-- begin Document segment --
Wanberg received a master’s in industrial design from Arizona State University in 2005 and a bachelor’s in industrial design with a minor in Japanese from Brigham Young University in 2000.

Jinseup (Ted) Shin

Jinseup “Ted” Shin, MFA, is a professor the Department of Industrial Design at Metropolitan State University of Denver. His areas of expertise include technology, product design, and future trends. Shin teaches Introduction to Industrial Design, Technical Drawing, and Digital Visual Techniques in ID and oversees student internships.

Before teaching at MSU Denver, he taught as an associate professor in the Department of Industrial Design at Southern Illinois University, Carbondale, for five years. Shin also worked for Samsung Electronics in South Korea for seven years, where he designed various products including Samsung’s first clamshell-type cellphone. He was one of 12 from over 700 Samsung designers to be placed in a special design program at the company, which allowed him to travel to many countries and study how different cultures impact design solutions.

Shin is a member of the Industrial Designers Society of America and co-authored an IDSA publication titled “Design Like a Chef,” in which he compares the complex roles of chefs and designers. Additionally, he is actively working with companies as a professional design consultant.

Shin received his master’s in Industrial and Product Design from the University of Illinois at Urbana-Champaign in 2001 and a bachelor’s in Industrial and Product Design from the Yeungnam University in South Korea in 1993.

David Klein

David Klein, M.F.A., is a professor in the Department of Industrial Design at Metropolitan State University of Denver.

His professional experience includes designing children’s riding toys and adult fitness equipment at Roadmaster Corporation, decorative designs at David Marshall Inc., and consumer electronics for Samsung Corporation in Seoul, Korea. Klein also completed a Fulbright-Hayes Seminar in the Czech and Slovak Republics, was a visiting scholar at the Beijing Academy of Science and Technology and has presented at IDSA and NCIIA national conferences. He is also a member of Industrial Designers Society of America (IDSA) and is in involved in the One World One Water Center at MSU Denver.

Klein received his master of fine arts in industrial design from University of Illinois at Urbana-Champaign and a bachelor of arts in product design from Southern Illinois University at Carbondale.
-- end Document segment --
-- begin Extracted entries --
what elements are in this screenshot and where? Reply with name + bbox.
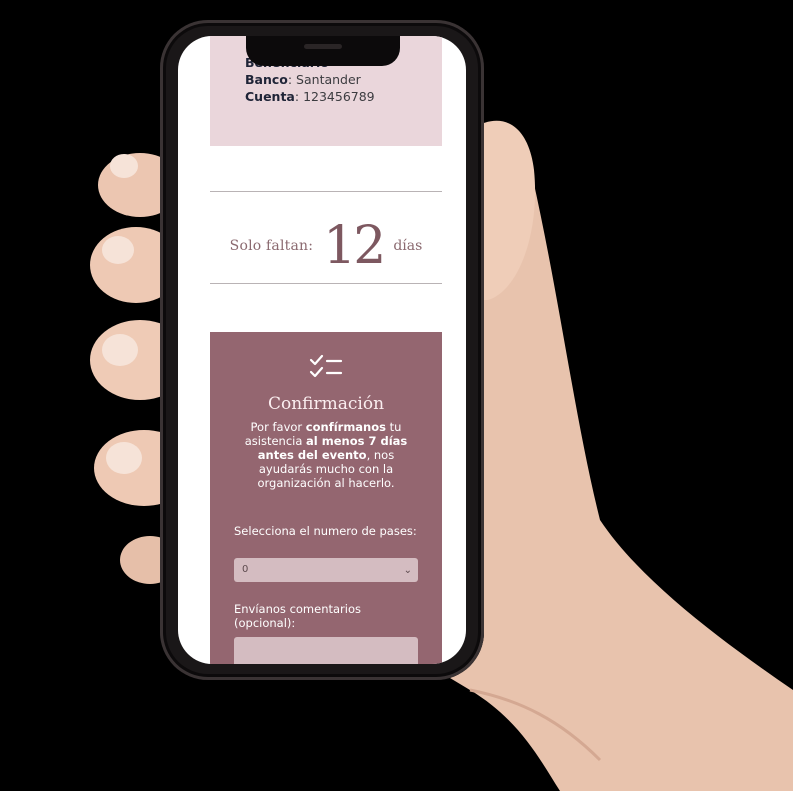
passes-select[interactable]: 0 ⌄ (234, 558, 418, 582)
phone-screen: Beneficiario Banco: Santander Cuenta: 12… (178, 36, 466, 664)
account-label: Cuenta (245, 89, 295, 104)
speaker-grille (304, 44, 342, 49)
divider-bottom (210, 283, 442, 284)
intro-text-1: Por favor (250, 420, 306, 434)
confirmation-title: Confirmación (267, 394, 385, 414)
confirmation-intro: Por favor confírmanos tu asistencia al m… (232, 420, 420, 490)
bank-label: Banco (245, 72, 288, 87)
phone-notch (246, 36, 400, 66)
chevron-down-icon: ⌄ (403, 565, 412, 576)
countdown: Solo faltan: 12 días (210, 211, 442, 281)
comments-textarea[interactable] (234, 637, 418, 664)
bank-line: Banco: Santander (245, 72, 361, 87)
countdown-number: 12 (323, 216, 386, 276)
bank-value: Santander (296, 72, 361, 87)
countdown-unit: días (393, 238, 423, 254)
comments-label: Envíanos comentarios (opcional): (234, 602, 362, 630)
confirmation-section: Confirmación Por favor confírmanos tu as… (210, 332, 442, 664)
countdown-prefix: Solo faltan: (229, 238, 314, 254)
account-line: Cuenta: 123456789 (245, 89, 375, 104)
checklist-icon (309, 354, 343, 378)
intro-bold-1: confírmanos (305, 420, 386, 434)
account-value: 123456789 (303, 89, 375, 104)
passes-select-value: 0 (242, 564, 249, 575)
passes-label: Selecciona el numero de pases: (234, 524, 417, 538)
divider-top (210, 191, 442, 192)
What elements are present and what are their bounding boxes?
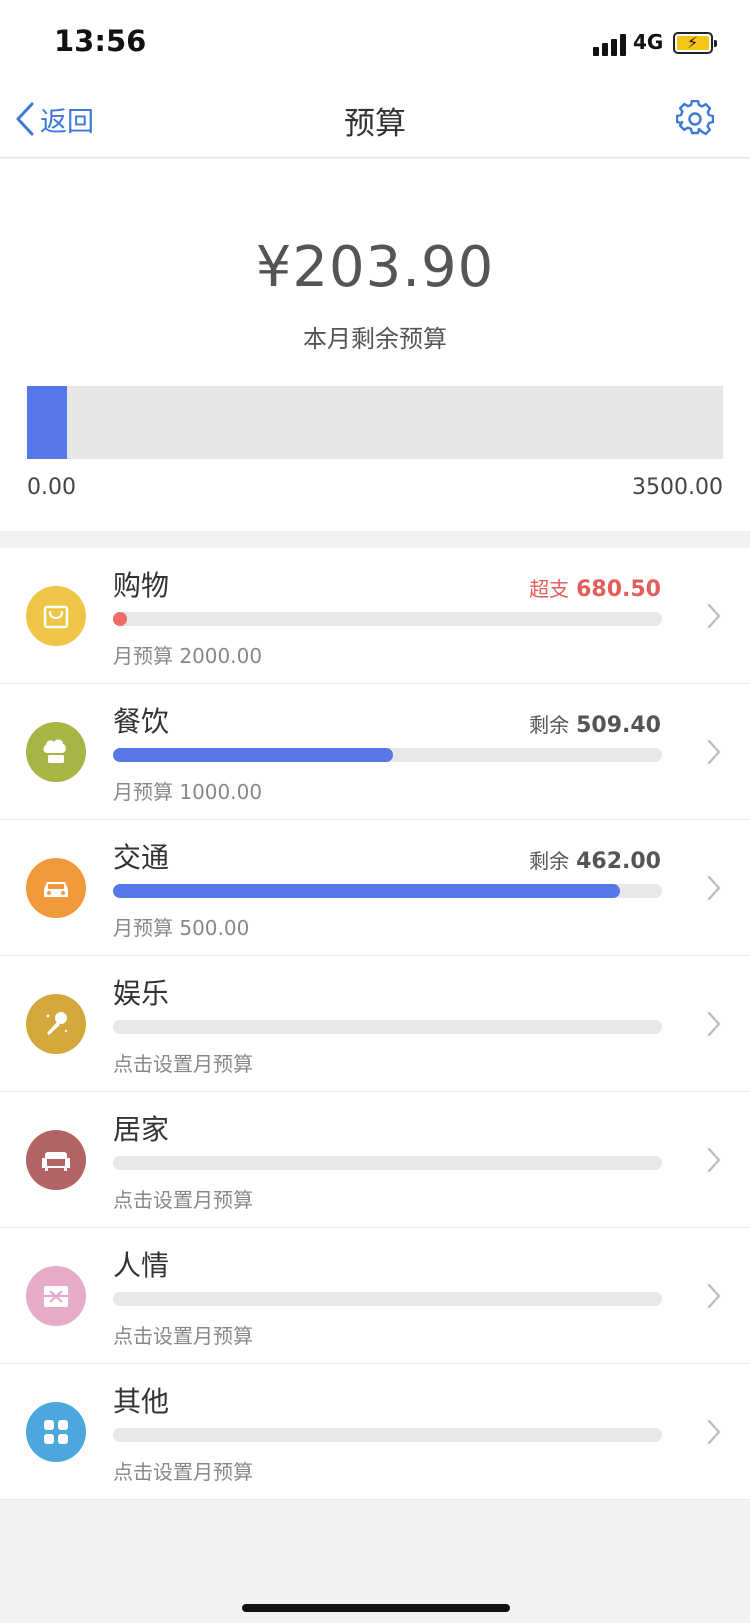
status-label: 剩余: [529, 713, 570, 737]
-- end Extracted entries --
## Exercise set
A. According to the faculty profiles, how many years did Jinseup "Ted" Shin work for Samsung Electronics in South Korea?
B. Reproduce the stretch of the faculty profiles from "His professional experience" through "at MSU Denver.", word for word.

## Written responses
A. Seven years.

B.
His professional experience includes designing children’s riding toys and adult fitness equipment at Roadmaster Corporation, decorative designs at David Marshall Inc., and consumer electronics for Samsung Corporation in Seoul, Korea. Klein also completed a Fulbright-Hayes Seminar in the Czech and Slovak Republics, was a visiting scholar at the Beijing Academy of Science and Technology and has presented at IDSA and NCIIA national conferences. He is also a member of Industrial Designers Society of America (IDSA) and is in involved in the One World One Water Center at MSU Denver.